Below are the records; locate each line with the word "screws" and copy it.

**RECORDS TO PROCESS:**

◇ ◇ ◇ ◇ ◇ ◇ ◇

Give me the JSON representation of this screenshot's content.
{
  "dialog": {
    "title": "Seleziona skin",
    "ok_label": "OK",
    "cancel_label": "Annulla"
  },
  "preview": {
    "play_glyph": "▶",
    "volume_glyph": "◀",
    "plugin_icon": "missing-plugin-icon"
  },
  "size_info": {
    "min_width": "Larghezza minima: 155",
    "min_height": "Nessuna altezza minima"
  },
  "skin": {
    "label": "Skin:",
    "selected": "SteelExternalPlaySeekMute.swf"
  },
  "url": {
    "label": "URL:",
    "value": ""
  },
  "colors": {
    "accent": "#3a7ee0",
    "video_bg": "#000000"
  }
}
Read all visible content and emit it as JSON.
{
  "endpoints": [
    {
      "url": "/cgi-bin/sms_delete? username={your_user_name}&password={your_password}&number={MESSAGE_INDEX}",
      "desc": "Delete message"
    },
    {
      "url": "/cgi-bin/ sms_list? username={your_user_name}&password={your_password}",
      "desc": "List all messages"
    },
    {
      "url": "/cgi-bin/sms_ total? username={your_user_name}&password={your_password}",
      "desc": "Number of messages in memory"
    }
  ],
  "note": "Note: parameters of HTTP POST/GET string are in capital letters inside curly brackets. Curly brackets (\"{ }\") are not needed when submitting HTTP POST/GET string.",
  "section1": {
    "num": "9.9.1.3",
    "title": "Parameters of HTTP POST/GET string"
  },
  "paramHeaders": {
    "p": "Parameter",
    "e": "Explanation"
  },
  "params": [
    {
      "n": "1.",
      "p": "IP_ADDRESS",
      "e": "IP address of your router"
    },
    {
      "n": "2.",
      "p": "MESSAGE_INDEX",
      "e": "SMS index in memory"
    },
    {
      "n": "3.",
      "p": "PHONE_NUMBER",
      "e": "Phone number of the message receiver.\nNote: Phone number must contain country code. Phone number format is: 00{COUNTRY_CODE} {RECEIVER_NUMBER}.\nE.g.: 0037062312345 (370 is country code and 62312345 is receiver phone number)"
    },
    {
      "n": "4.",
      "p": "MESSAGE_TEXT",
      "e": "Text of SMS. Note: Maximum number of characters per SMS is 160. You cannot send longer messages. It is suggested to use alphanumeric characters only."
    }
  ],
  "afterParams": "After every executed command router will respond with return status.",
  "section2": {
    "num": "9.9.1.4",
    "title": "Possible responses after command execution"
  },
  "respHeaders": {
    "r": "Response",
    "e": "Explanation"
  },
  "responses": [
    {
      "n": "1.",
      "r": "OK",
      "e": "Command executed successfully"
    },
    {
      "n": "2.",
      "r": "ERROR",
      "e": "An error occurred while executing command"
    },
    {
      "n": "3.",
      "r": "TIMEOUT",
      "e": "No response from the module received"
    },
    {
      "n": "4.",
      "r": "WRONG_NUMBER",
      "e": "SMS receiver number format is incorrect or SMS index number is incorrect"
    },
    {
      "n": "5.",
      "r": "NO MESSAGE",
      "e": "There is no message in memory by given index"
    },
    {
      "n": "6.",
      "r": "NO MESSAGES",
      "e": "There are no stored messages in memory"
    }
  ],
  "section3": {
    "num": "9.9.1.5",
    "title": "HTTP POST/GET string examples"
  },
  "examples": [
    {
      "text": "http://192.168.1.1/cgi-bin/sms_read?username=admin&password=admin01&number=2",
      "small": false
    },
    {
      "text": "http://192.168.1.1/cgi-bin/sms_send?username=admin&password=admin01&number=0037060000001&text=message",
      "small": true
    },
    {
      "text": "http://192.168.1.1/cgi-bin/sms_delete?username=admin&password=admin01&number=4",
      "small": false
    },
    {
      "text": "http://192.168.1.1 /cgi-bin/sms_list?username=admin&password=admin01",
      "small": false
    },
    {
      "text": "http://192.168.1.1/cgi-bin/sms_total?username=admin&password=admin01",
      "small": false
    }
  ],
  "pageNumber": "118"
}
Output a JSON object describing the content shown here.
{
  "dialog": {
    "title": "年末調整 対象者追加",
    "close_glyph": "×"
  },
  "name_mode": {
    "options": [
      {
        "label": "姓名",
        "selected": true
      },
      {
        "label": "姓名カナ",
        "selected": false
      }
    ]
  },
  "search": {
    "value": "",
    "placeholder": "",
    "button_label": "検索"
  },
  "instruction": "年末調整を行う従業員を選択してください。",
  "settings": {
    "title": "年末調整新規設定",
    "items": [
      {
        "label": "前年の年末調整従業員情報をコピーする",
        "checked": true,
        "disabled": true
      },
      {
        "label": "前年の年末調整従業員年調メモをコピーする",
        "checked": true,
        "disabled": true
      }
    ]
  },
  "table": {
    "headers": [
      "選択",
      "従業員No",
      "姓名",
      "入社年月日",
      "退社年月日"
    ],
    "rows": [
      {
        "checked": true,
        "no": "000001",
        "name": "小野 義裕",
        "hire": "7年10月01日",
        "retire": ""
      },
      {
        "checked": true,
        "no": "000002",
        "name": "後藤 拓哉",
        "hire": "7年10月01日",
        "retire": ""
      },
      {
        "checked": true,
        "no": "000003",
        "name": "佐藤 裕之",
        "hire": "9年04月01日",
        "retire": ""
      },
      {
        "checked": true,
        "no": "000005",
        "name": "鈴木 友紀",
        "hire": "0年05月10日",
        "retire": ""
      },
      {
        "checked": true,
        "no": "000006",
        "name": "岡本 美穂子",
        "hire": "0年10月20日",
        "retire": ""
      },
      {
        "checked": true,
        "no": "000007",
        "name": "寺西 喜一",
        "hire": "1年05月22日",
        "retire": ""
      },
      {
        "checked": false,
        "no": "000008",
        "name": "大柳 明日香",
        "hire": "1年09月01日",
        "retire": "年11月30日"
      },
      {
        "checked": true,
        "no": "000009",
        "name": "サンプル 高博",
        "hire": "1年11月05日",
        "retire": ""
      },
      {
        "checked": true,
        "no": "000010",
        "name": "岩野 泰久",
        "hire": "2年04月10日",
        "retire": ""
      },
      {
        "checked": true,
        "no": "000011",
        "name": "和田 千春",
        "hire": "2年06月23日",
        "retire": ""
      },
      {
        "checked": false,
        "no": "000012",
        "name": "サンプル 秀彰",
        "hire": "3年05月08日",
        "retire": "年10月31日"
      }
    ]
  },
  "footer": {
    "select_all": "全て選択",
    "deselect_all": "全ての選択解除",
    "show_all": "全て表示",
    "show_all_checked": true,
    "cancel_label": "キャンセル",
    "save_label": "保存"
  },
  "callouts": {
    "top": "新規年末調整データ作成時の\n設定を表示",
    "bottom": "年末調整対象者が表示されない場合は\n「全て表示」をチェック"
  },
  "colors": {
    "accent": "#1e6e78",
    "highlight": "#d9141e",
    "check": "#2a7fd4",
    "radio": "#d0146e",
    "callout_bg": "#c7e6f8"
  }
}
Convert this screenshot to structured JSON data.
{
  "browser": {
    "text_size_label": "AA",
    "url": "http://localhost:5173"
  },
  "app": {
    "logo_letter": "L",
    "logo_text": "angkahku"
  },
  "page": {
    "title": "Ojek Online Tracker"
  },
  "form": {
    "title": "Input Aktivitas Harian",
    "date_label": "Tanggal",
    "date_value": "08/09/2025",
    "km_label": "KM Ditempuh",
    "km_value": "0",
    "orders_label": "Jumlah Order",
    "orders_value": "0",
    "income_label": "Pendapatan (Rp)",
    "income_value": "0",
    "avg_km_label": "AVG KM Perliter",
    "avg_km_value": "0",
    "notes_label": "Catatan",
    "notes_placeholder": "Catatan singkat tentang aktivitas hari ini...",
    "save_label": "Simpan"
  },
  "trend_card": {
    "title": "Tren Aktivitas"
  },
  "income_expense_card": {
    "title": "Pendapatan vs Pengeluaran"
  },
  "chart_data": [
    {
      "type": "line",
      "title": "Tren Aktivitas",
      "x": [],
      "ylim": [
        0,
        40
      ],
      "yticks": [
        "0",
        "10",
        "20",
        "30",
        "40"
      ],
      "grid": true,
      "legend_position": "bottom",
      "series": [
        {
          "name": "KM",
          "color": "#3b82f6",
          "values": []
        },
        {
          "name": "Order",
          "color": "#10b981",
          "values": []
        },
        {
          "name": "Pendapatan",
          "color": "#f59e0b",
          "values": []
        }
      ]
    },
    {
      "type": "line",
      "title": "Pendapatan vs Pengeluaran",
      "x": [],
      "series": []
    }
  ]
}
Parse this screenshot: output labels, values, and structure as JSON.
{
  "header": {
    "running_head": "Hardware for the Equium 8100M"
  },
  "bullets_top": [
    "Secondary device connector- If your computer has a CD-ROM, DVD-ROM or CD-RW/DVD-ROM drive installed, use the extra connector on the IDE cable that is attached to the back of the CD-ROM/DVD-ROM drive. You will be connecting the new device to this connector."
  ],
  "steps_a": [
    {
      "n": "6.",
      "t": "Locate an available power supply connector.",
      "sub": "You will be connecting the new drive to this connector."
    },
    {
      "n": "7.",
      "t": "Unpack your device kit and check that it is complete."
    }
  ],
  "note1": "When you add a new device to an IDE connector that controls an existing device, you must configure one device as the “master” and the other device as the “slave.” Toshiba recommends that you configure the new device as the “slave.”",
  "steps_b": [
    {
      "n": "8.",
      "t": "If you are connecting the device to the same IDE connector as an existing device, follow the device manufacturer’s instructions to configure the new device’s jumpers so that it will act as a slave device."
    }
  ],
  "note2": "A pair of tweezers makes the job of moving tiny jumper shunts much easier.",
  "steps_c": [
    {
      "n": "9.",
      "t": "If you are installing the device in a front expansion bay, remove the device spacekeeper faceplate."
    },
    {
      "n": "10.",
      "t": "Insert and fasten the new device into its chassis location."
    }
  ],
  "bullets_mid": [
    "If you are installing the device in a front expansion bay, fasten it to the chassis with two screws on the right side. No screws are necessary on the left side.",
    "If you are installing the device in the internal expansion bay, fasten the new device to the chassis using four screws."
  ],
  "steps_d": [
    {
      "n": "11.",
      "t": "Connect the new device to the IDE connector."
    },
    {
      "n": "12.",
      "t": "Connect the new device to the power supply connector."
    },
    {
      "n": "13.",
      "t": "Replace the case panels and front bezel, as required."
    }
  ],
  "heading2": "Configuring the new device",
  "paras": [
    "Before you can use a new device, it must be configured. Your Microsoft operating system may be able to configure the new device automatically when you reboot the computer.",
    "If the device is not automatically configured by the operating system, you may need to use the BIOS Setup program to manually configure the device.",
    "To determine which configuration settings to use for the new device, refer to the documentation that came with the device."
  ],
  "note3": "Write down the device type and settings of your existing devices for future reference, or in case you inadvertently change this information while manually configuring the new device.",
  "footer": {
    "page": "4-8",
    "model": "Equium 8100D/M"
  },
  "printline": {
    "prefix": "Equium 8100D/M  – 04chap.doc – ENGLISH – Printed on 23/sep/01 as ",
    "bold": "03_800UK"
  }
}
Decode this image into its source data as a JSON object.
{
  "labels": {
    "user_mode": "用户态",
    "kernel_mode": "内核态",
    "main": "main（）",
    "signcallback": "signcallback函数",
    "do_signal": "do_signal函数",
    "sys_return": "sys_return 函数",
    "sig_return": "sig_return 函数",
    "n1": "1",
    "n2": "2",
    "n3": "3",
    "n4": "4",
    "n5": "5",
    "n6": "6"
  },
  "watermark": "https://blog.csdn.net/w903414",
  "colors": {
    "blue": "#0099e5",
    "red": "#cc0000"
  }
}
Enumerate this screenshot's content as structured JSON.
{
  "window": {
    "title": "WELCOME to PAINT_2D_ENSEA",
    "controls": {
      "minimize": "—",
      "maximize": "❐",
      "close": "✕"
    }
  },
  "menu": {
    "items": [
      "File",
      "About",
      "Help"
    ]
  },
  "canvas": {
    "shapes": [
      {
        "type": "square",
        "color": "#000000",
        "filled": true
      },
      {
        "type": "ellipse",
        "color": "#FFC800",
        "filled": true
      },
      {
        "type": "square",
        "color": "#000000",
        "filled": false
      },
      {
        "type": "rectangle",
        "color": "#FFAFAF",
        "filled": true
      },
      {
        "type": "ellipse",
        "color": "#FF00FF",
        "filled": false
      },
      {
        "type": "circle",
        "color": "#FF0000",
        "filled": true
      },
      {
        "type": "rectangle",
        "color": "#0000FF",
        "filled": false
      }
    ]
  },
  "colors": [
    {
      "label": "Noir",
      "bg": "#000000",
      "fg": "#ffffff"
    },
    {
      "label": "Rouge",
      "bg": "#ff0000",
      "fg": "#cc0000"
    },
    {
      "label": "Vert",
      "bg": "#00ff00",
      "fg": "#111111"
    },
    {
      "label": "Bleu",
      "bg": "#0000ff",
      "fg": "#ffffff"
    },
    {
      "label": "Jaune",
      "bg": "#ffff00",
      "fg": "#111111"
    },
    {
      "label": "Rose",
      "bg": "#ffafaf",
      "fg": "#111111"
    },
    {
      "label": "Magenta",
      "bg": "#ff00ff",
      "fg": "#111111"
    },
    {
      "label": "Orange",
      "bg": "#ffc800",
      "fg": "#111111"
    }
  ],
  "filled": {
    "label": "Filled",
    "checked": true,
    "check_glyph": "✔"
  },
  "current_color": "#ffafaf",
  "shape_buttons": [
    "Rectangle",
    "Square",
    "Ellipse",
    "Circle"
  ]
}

◇ ◇ ◇ ◇ ◇ ◇ ◇

**EXERCISE ANSWER:**
    "If you are installing the device in a front expansion bay, fasten it to the chassis with two screws on the right side. No screws are necessary on the left side.",
    "If you are installing the device in the internal expansion bay, fasten the new device to the chassis using four screws."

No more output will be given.